**WRITTEN TASK**
Rewrite these records with every "candle-body" replaced by "bar-body", changing nothing else.

**MATERIAL**
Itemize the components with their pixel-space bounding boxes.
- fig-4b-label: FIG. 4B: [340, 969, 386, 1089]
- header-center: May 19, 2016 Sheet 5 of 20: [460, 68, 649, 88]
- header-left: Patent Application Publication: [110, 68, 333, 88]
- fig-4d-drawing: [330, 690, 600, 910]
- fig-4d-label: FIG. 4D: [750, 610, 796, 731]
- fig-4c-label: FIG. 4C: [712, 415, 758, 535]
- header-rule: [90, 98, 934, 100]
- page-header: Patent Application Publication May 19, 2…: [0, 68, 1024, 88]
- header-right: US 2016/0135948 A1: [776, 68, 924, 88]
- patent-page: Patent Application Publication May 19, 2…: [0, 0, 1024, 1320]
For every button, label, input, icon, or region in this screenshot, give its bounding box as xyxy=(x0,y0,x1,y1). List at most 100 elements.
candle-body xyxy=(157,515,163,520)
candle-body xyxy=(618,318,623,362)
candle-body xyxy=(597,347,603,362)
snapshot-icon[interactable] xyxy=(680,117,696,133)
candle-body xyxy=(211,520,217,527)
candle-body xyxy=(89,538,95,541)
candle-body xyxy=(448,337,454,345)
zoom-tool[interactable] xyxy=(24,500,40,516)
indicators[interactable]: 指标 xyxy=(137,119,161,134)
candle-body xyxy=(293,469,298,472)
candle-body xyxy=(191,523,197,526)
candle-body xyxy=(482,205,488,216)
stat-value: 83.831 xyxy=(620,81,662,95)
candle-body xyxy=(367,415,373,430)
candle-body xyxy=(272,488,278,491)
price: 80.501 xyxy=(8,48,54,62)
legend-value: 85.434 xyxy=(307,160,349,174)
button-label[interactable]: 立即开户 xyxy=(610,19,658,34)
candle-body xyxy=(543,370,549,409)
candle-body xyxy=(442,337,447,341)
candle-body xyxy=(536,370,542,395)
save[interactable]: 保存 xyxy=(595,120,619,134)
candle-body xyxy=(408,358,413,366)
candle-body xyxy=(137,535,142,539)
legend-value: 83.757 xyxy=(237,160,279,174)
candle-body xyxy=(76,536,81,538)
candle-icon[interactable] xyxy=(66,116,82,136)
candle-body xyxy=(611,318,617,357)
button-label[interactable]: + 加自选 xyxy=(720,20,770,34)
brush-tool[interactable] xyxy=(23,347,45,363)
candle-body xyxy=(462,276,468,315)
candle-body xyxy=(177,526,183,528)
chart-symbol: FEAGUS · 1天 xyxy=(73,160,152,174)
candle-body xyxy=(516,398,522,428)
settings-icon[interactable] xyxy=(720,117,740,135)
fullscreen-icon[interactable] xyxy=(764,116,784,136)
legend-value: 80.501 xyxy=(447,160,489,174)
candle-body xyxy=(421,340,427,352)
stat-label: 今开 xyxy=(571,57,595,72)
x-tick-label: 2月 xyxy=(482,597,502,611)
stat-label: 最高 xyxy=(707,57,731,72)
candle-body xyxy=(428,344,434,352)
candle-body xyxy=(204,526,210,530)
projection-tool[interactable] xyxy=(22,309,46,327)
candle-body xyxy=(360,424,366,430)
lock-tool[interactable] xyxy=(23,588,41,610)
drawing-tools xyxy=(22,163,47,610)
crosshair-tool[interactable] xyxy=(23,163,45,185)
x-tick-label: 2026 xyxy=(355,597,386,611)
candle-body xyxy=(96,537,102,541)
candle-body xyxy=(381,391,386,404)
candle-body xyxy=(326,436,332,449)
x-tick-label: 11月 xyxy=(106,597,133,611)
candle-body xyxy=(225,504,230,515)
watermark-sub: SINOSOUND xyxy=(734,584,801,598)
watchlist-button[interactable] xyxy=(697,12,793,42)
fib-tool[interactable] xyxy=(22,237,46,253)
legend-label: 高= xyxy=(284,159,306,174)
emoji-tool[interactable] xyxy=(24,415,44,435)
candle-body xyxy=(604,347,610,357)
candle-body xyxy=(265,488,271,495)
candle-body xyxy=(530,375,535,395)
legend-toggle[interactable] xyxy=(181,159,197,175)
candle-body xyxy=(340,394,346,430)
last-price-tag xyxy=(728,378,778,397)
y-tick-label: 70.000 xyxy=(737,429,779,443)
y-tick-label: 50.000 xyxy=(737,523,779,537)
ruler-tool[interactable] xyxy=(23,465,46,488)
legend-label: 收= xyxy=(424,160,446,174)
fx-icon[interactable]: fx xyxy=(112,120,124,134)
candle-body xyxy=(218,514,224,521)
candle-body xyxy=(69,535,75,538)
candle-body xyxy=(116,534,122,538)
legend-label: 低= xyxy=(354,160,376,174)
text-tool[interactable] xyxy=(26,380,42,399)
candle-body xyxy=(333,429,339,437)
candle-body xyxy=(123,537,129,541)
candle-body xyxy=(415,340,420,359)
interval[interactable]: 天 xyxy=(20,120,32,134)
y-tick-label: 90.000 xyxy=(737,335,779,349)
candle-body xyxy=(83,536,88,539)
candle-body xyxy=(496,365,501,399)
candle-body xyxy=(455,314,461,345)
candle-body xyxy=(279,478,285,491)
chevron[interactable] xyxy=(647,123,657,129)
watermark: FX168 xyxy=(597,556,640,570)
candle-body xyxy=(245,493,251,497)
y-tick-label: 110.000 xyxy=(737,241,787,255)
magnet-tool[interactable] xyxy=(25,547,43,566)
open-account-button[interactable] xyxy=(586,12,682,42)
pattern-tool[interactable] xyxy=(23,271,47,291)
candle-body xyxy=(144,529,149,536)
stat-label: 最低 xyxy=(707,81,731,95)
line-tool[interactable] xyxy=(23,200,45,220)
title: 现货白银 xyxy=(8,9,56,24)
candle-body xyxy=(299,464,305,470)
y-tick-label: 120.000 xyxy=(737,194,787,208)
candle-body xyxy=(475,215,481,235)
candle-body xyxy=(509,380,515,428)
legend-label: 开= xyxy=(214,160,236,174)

**TASK RESULT**
Itemize the components with their pixel-space bounding boxes.
- fig-4b-label: FIG. 4B: [340, 969, 386, 1089]
- header-center: May 19, 2016 Sheet 5 of 20: [460, 68, 649, 88]
- header-left: Patent Application Publication: [110, 68, 333, 88]
- fig-4d-drawing: [330, 690, 600, 910]
- fig-4d-label: FIG. 4D: [750, 610, 796, 731]
- fig-4c-label: FIG. 4C: [712, 415, 758, 535]
- header-rule: [90, 98, 934, 100]
- page-header: Patent Application Publication May 19, 2…: [0, 68, 1024, 88]
- header-right: US 2016/0135948 A1: [776, 68, 924, 88]
- patent-page: Patent Application Publication May 19, 2…: [0, 0, 1024, 1320]
For every button, label, input, icon, or region in this screenshot, give its bounding box as xyxy=(x0,y0,x1,y1). List at most 100 elements.
bar-body xyxy=(157,515,163,520)
bar-body xyxy=(618,318,623,362)
bar-body xyxy=(597,347,603,362)
snapshot-icon[interactable] xyxy=(680,117,696,133)
bar-body xyxy=(211,520,217,527)
bar-body xyxy=(89,538,95,541)
bar-body xyxy=(448,337,454,345)
zoom-tool[interactable] xyxy=(24,500,40,516)
indicators[interactable]: 指标 xyxy=(137,119,161,134)
bar-body xyxy=(293,469,298,472)
bar-body xyxy=(191,523,197,526)
bar-body xyxy=(482,205,488,216)
stat-value: 83.831 xyxy=(620,81,662,95)
bar-body xyxy=(367,415,373,430)
bar-body xyxy=(272,488,278,491)
price: 80.501 xyxy=(8,48,54,62)
legend-value: 85.434 xyxy=(307,160,349,174)
button-label[interactable]: 立即开户 xyxy=(610,19,658,34)
bar-body xyxy=(543,370,549,409)
bar-body xyxy=(442,337,447,341)
bar-body xyxy=(536,370,542,395)
save[interactable]: 保存 xyxy=(595,120,619,134)
bar-body xyxy=(408,358,413,366)
bar-body xyxy=(137,535,142,539)
legend-value: 83.757 xyxy=(237,160,279,174)
bar-body xyxy=(76,536,81,538)
candle-icon[interactable] xyxy=(66,116,82,136)
bar-body xyxy=(611,318,617,357)
button-label[interactable]: + 加自选 xyxy=(720,20,770,34)
brush-tool[interactable] xyxy=(23,347,45,363)
bar-body xyxy=(462,276,468,315)
bar-body xyxy=(177,526,183,528)
chart-symbol: FEAGUS · 1天 xyxy=(73,160,152,174)
bar-body xyxy=(516,398,522,428)
settings-icon[interactable] xyxy=(720,117,740,135)
fullscreen-icon[interactable] xyxy=(764,116,784,136)
legend-value: 80.501 xyxy=(447,160,489,174)
bar-body xyxy=(421,340,427,352)
stat-label: 今开 xyxy=(571,57,595,72)
x-tick-label: 2月 xyxy=(482,597,502,611)
stat-label: 最高 xyxy=(707,57,731,72)
bar-body xyxy=(428,344,434,352)
bar-body xyxy=(204,526,210,530)
projection-tool[interactable] xyxy=(22,309,46,327)
bar-body xyxy=(360,424,366,430)
lock-tool[interactable] xyxy=(23,588,41,610)
drawing-tools xyxy=(22,163,47,610)
crosshair-tool[interactable] xyxy=(23,163,45,185)
x-tick-label: 2026 xyxy=(355,597,386,611)
bar-body xyxy=(96,537,102,541)
bar-body xyxy=(381,391,386,404)
bar-body xyxy=(326,436,332,449)
x-tick-label: 11月 xyxy=(106,597,133,611)
bar-body xyxy=(225,504,230,515)
watermark-sub: SINOSOUND xyxy=(734,584,801,598)
watchlist-button[interactable] xyxy=(697,12,793,42)
fib-tool[interactable] xyxy=(22,237,46,253)
legend-label: 高= xyxy=(284,159,306,174)
emoji-tool[interactable] xyxy=(24,415,44,435)
bar-body xyxy=(604,347,610,357)
bar-body xyxy=(265,488,271,495)
bar-body xyxy=(530,375,535,395)
legend-toggle[interactable] xyxy=(181,159,197,175)
bar-body xyxy=(340,394,346,430)
last-price-tag xyxy=(728,378,778,397)
y-tick-label: 70.000 xyxy=(737,429,779,443)
y-tick-label: 50.000 xyxy=(737,523,779,537)
ruler-tool[interactable] xyxy=(23,465,46,488)
legend-label: 收= xyxy=(424,160,446,174)
fx-icon[interactable]: fx xyxy=(112,120,124,134)
bar-body xyxy=(218,514,224,521)
bar-body xyxy=(69,535,75,538)
bar-body xyxy=(116,534,122,538)
legend-label: 低= xyxy=(354,160,376,174)
text-tool[interactable] xyxy=(26,380,42,399)
bar-body xyxy=(333,429,339,437)
bar-body xyxy=(123,537,129,541)
bar-body xyxy=(415,340,420,359)
interval[interactable]: 天 xyxy=(20,120,32,134)
y-tick-label: 90.000 xyxy=(737,335,779,349)
bar-body xyxy=(83,536,88,539)
bar-body xyxy=(496,365,501,399)
bar-body xyxy=(455,314,461,345)
bar-body xyxy=(279,478,285,491)
chevron[interactable] xyxy=(647,123,657,129)
watermark: FX168 xyxy=(597,556,640,570)
bar-body xyxy=(245,493,251,497)
y-tick-label: 110.000 xyxy=(737,241,787,255)
magnet-tool[interactable] xyxy=(25,547,43,566)
open-account-button[interactable] xyxy=(586,12,682,42)
pattern-tool[interactable] xyxy=(23,271,47,291)
bar-body xyxy=(144,529,149,536)
stat-label: 最低 xyxy=(707,81,731,95)
line-tool[interactable] xyxy=(23,200,45,220)
title: 现货白银 xyxy=(8,9,56,24)
bar-body xyxy=(299,464,305,470)
y-tick-label: 120.000 xyxy=(737,194,787,208)
bar-body xyxy=(475,215,481,235)
bar-body xyxy=(509,380,515,428)
legend-label: 开= xyxy=(214,160,236,174)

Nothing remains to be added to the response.